Write out the records word for word, with no pictures.

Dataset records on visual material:
-.-.-
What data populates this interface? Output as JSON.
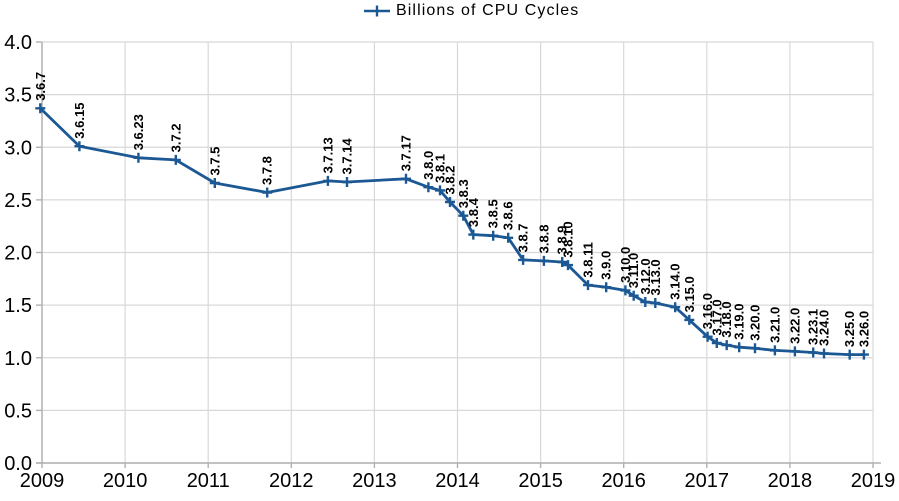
{
  "legend": {
    "label": "Billions of CPU Cycles"
  },
  "colors": {
    "series": "#1b5894",
    "grid": "#d8d8d8",
    "axis": "#b0b0b0",
    "text": "#000000",
    "background": "#ffffff"
  },
  "chart_data": {
    "type": "line",
    "title": "",
    "xlabel": "",
    "ylabel": "",
    "legend_position": "top",
    "legend_entries": [
      "Billions of CPU Cycles"
    ],
    "grid": true,
    "marker": "plus",
    "xlim": [
      2009,
      2019
    ],
    "ylim": [
      0.0,
      4.0
    ],
    "x_ticks": [
      2009,
      2010,
      2011,
      2012,
      2013,
      2014,
      2015,
      2016,
      2017,
      2018,
      2019
    ],
    "y_ticks": [
      0.0,
      0.5,
      1.0,
      1.5,
      2.0,
      2.5,
      3.0,
      3.5,
      4.0
    ],
    "series": [
      {
        "name": "Billions of CPU Cycles",
        "points": [
          {
            "label": "3.6.7",
            "x": 2008.98,
            "y": 3.37
          },
          {
            "label": "3.6.15",
            "x": 2009.45,
            "y": 3.01
          },
          {
            "label": "3.6.23",
            "x": 2010.16,
            "y": 2.9
          },
          {
            "label": "3.7.2",
            "x": 2010.61,
            "y": 2.88
          },
          {
            "label": "3.7.5",
            "x": 2011.08,
            "y": 2.66
          },
          {
            "label": "3.7.8",
            "x": 2011.71,
            "y": 2.57
          },
          {
            "label": "3.7.13",
            "x": 2012.44,
            "y": 2.68
          },
          {
            "label": "3.7.14",
            "x": 2012.67,
            "y": 2.67
          },
          {
            "label": "3.7.17",
            "x": 2013.38,
            "y": 2.7
          },
          {
            "label": "3.8.0",
            "x": 2013.65,
            "y": 2.62
          },
          {
            "label": "3.8.1",
            "x": 2013.79,
            "y": 2.59
          },
          {
            "label": "3.8.2",
            "x": 2013.91,
            "y": 2.48
          },
          {
            "label": "3.8.3",
            "x": 2014.07,
            "y": 2.35
          },
          {
            "label": "3.8.4",
            "x": 2014.19,
            "y": 2.17
          },
          {
            "label": "3.8.5",
            "x": 2014.43,
            "y": 2.16
          },
          {
            "label": "3.8.6",
            "x": 2014.61,
            "y": 2.14
          },
          {
            "label": "3.8.7",
            "x": 2014.79,
            "y": 1.93
          },
          {
            "label": "3.8.8",
            "x": 2015.04,
            "y": 1.92
          },
          {
            "label": "3.8.9",
            "x": 2015.26,
            "y": 1.91
          },
          {
            "label": "3.8.10",
            "x": 2015.33,
            "y": 1.88
          },
          {
            "label": "3.8.11",
            "x": 2015.57,
            "y": 1.69
          },
          {
            "label": "3.9.0",
            "x": 2015.79,
            "y": 1.67
          },
          {
            "label": "3.10.0",
            "x": 2016.02,
            "y": 1.64
          },
          {
            "label": "3.11.0",
            "x": 2016.12,
            "y": 1.59
          },
          {
            "label": "3.12.0",
            "x": 2016.26,
            "y": 1.53
          },
          {
            "label": "3.13.0",
            "x": 2016.38,
            "y": 1.52
          },
          {
            "label": "3.14.0",
            "x": 2016.62,
            "y": 1.48
          },
          {
            "label": "3.15.0",
            "x": 2016.79,
            "y": 1.36
          },
          {
            "label": "3.16.0",
            "x": 2017.01,
            "y": 1.2
          },
          {
            "label": "3.17.0",
            "x": 2017.12,
            "y": 1.14
          },
          {
            "label": "3.18.0",
            "x": 2017.24,
            "y": 1.12
          },
          {
            "label": "3.19.0",
            "x": 2017.39,
            "y": 1.1
          },
          {
            "label": "3.20.0",
            "x": 2017.58,
            "y": 1.09
          },
          {
            "label": "3.21.0",
            "x": 2017.82,
            "y": 1.07
          },
          {
            "label": "3.22.0",
            "x": 2018.06,
            "y": 1.06
          },
          {
            "label": "3.23.1",
            "x": 2018.28,
            "y": 1.05
          },
          {
            "label": "3.24.0",
            "x": 2018.41,
            "y": 1.04
          },
          {
            "label": "3.25.0",
            "x": 2018.72,
            "y": 1.03
          },
          {
            "label": "3.26.0",
            "x": 2018.89,
            "y": 1.03
          }
        ]
      }
    ]
  }
}
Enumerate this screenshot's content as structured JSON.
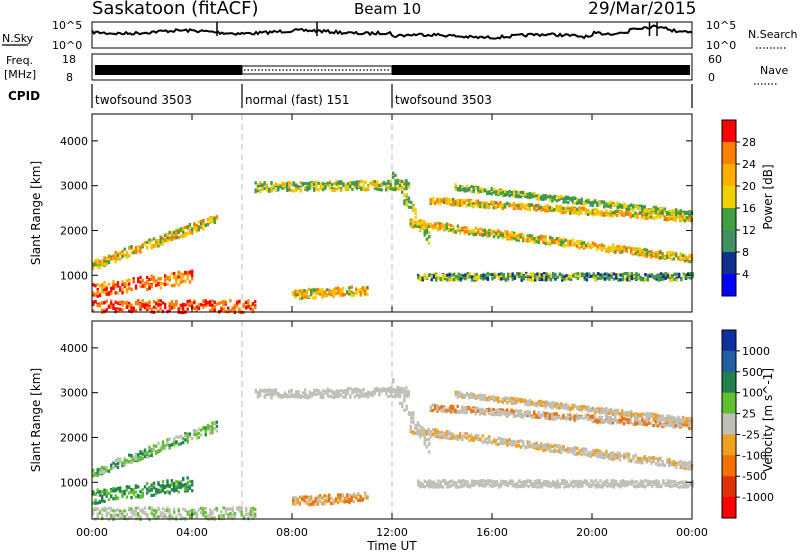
-.-.-
* **Solved exercise**
What data populates this interface? Output as JSON.
{
  "legend": {
    "label": "Billions of CPU Cycles"
  },
  "colors": {
    "series": "#1b5894",
    "grid": "#d8d8d8",
    "axis": "#b0b0b0",
    "text": "#000000",
    "background": "#ffffff"
  },
  "chart_data": {
    "type": "line",
    "title": "",
    "xlabel": "",
    "ylabel": "",
    "legend_position": "top",
    "legend_entries": [
      "Billions of CPU Cycles"
    ],
    "grid": true,
    "marker": "plus",
    "xlim": [
      2009,
      2019
    ],
    "ylim": [
      0.0,
      4.0
    ],
    "x_ticks": [
      2009,
      2010,
      2011,
      2012,
      2013,
      2014,
      2015,
      2016,
      2017,
      2018,
      2019
    ],
    "y_ticks": [
      0.0,
      0.5,
      1.0,
      1.5,
      2.0,
      2.5,
      3.0,
      3.5,
      4.0
    ],
    "series": [
      {
        "name": "Billions of CPU Cycles",
        "points": [
          {
            "label": "3.6.7",
            "x": 2008.98,
            "y": 3.37
          },
          {
            "label": "3.6.15",
            "x": 2009.45,
            "y": 3.01
          },
          {
            "label": "3.6.23",
            "x": 2010.16,
            "y": 2.9
          },
          {
            "label": "3.7.2",
            "x": 2010.61,
            "y": 2.88
          },
          {
            "label": "3.7.5",
            "x": 2011.08,
            "y": 2.66
          },
          {
            "label": "3.7.8",
            "x": 2011.71,
            "y": 2.57
          },
          {
            "label": "3.7.13",
            "x": 2012.44,
            "y": 2.68
          },
          {
            "label": "3.7.14",
            "x": 2012.67,
            "y": 2.67
          },
          {
            "label": "3.7.17",
            "x": 2013.38,
            "y": 2.7
          },
          {
            "label": "3.8.0",
            "x": 2013.65,
            "y": 2.62
          },
          {
            "label": "3.8.1",
            "x": 2013.79,
            "y": 2.59
          },
          {
            "label": "3.8.2",
            "x": 2013.91,
            "y": 2.48
          },
          {
            "label": "3.8.3",
            "x": 2014.07,
            "y": 2.35
          },
          {
            "label": "3.8.4",
            "x": 2014.19,
            "y": 2.17
          },
          {
            "label": "3.8.5",
            "x": 2014.43,
            "y": 2.16
          },
          {
            "label": "3.8.6",
            "x": 2014.61,
            "y": 2.14
          },
          {
            "label": "3.8.7",
            "x": 2014.79,
            "y": 1.93
          },
          {
            "label": "3.8.8",
            "x": 2015.04,
            "y": 1.92
          },
          {
            "label": "3.8.9",
            "x": 2015.26,
            "y": 1.91
          },
          {
            "label": "3.8.10",
            "x": 2015.33,
            "y": 1.88
          },
          {
            "label": "3.8.11",
            "x": 2015.57,
            "y": 1.69
          },
          {
            "label": "3.9.0",
            "x": 2015.79,
            "y": 1.67
          },
          {
            "label": "3.10.0",
            "x": 2016.02,
            "y": 1.64
          },
          {
            "label": "3.11.0",
            "x": 2016.12,
            "y": 1.59
          },
          {
            "label": "3.12.0",
            "x": 2016.26,
            "y": 1.53
          },
          {
            "label": "3.13.0",
            "x": 2016.38,
            "y": 1.52
          },
          {
            "label": "3.14.0",
            "x": 2016.62,
            "y": 1.48
          },
          {
            "label": "3.15.0",
            "x": 2016.79,
            "y": 1.36
          },
          {
            "label": "3.16.0",
            "x": 2017.01,
            "y": 1.2
          },
          {
            "label": "3.17.0",
            "x": 2017.12,
            "y": 1.14
          },
          {
            "label": "3.18.0",
            "x": 2017.24,
            "y": 1.12
          },
          {
            "label": "3.19.0",
            "x": 2017.39,
            "y": 1.1
          },
          {
            "label": "3.20.0",
            "x": 2017.58,
            "y": 1.09
          },
          {
            "label": "3.21.0",
            "x": 2017.82,
            "y": 1.07
          },
          {
            "label": "3.22.0",
            "x": 2018.06,
            "y": 1.06
          },
          {
            "label": "3.23.1",
            "x": 2018.28,
            "y": 1.05
          },
          {
            "label": "3.24.0",
            "x": 2018.41,
            "y": 1.04
          },
          {
            "label": "3.25.0",
            "x": 2018.72,
            "y": 1.03
          },
          {
            "label": "3.26.0",
            "x": 2018.89,
            "y": 1.03
          }
        ]
      }
    ]
  }
}
Enumerate this screenshot's content as structured JSON.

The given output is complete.